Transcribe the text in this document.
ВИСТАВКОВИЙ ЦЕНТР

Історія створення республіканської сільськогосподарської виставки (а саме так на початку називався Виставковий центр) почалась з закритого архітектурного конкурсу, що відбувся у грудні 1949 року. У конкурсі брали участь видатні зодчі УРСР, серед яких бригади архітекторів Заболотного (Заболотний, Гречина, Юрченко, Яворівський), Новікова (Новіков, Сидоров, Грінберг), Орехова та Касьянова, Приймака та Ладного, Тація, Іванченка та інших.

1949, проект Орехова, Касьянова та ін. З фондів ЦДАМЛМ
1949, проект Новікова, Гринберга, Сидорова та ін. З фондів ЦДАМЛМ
—————
Work instructions:
Print the listing above in full, exactly as it is.

Solution for this exercise:
Transcribe the text in this document.
ВИСТАВКОВИЙ ЦЕНТР

Історія створення республіканської сільськогосподарської виставки (а саме так на початку називався Виставковий центр) почалась з закритого архітектурного конкурсу, що відбувся у грудні 1949 року. У конкурсі брали участь видатні зодчі УРСР, серед яких бригади архітекторів Заболотного (Заболотний, Гречина, Юрченко, Яворівський), Новікова (Новіков, Сидоров, Грінберг), Орехова та Касьянова, Приймака та Ладного, Тація, Іванченка та інших.

1949, проект Орехова, Касьянова та ін. З фондів ЦДАМЛМ
1949, проект Новікова, Гринберга, Сидорова та ін. З фондів ЦДАМЛМ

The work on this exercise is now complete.